start Data to process

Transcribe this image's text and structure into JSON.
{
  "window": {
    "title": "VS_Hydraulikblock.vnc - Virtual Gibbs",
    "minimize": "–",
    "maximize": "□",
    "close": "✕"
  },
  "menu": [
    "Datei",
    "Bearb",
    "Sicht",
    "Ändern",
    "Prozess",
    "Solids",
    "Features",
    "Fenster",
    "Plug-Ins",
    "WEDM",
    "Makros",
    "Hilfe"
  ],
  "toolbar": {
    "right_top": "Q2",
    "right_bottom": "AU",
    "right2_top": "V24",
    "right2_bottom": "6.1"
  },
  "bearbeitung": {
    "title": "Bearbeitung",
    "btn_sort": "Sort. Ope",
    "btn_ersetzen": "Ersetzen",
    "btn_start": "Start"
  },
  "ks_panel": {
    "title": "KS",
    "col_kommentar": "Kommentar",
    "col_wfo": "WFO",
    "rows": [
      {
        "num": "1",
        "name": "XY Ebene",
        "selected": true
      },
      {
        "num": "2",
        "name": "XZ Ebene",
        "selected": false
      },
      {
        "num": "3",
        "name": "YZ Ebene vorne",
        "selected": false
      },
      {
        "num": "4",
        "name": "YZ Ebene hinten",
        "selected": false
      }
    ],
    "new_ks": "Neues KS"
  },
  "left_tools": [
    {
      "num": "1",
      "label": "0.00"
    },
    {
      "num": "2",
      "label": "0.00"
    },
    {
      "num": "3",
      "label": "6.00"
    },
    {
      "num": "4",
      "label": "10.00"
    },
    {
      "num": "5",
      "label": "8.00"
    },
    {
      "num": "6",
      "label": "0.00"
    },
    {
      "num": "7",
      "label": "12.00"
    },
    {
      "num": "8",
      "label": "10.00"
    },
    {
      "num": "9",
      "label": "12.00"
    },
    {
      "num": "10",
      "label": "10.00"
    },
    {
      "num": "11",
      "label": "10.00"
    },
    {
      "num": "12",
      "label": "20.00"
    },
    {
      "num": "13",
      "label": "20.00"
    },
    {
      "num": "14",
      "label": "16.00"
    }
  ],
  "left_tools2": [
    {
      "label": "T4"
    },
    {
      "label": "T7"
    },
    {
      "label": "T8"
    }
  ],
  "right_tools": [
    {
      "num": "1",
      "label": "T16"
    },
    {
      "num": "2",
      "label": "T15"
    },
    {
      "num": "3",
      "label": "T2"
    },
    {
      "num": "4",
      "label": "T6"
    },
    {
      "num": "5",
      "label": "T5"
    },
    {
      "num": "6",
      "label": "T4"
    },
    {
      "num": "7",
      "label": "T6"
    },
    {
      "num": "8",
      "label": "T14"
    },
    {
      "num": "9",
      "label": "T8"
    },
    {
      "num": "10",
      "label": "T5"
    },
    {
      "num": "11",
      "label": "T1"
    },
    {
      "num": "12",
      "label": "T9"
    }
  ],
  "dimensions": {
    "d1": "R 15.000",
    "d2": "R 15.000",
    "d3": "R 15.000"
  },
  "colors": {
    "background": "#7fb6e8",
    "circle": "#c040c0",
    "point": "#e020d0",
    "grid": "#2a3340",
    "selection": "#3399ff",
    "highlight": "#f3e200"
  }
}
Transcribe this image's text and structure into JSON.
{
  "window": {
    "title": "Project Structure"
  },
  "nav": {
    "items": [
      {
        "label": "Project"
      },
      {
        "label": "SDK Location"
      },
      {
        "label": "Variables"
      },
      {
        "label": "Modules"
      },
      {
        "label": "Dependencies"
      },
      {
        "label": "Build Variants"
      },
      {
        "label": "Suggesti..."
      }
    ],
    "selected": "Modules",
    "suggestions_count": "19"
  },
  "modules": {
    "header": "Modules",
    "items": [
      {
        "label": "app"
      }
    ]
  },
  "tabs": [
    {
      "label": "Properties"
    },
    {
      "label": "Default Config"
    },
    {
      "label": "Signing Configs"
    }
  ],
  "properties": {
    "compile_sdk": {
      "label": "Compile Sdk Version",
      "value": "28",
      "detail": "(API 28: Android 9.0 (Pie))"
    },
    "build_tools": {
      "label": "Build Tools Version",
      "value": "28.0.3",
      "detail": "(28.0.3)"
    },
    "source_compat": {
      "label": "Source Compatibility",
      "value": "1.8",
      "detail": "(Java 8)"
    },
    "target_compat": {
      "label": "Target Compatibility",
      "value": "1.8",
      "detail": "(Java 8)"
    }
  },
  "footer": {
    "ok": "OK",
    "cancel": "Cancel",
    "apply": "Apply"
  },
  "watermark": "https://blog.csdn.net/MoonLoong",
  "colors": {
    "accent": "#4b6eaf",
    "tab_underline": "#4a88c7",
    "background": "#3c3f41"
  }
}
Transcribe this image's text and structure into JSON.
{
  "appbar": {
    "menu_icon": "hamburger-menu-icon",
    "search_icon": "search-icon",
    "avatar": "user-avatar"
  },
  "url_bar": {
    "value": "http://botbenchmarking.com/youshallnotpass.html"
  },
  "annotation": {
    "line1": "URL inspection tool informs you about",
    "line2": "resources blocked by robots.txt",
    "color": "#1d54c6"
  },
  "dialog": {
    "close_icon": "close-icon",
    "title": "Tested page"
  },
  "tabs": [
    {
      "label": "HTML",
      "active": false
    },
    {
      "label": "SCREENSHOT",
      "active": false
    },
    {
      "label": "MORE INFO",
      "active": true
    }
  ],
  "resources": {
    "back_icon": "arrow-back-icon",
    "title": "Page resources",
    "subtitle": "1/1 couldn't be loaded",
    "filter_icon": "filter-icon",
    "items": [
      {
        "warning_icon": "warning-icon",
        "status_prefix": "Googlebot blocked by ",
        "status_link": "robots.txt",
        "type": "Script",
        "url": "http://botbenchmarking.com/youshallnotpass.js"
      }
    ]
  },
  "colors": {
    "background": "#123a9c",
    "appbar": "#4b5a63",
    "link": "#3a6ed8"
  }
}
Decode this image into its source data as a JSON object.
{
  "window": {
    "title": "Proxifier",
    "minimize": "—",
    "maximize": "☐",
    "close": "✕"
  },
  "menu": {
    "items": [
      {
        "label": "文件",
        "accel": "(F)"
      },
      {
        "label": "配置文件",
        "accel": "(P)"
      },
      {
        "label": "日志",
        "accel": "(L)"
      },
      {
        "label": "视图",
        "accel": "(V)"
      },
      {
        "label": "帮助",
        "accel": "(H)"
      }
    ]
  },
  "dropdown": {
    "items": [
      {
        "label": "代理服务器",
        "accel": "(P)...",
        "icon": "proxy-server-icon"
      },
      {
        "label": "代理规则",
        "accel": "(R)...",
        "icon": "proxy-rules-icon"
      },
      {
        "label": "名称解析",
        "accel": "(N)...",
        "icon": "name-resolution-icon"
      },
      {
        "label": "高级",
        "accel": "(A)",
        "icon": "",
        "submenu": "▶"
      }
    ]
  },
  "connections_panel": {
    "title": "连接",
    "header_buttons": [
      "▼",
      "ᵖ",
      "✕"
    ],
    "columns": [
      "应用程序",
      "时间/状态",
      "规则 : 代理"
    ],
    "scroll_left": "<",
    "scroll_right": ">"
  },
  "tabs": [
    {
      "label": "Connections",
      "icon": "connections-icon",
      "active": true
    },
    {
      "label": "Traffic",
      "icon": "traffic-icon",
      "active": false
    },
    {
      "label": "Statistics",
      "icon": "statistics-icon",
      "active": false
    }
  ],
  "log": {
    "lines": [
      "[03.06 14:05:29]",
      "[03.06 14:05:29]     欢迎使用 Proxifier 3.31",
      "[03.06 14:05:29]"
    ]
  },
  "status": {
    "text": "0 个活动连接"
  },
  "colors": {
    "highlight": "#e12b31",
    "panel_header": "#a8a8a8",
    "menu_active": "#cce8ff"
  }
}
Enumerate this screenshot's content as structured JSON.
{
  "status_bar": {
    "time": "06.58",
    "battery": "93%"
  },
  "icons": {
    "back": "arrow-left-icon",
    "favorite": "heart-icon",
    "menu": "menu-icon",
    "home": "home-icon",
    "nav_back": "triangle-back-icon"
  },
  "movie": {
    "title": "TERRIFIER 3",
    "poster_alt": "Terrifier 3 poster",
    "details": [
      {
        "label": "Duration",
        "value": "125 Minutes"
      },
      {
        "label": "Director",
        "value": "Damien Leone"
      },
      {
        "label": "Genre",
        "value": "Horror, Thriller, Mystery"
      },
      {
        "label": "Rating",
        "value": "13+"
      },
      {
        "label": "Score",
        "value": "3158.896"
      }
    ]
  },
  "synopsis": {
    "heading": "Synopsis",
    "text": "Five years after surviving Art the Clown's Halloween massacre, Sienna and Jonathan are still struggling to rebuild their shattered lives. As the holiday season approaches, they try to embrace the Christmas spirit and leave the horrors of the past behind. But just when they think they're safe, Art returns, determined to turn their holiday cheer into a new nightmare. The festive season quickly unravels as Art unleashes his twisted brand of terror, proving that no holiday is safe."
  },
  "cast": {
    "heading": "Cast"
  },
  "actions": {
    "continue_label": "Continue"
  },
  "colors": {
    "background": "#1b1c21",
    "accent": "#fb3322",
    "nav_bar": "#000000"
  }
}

end Data to process

* _Do this_:
Return, from the data, each line that has the word "resources" in it.

* _Response to this exercise_:
    "line2": "resources blocked by robots.txt",
  "resources": {
    "title": "Page resources",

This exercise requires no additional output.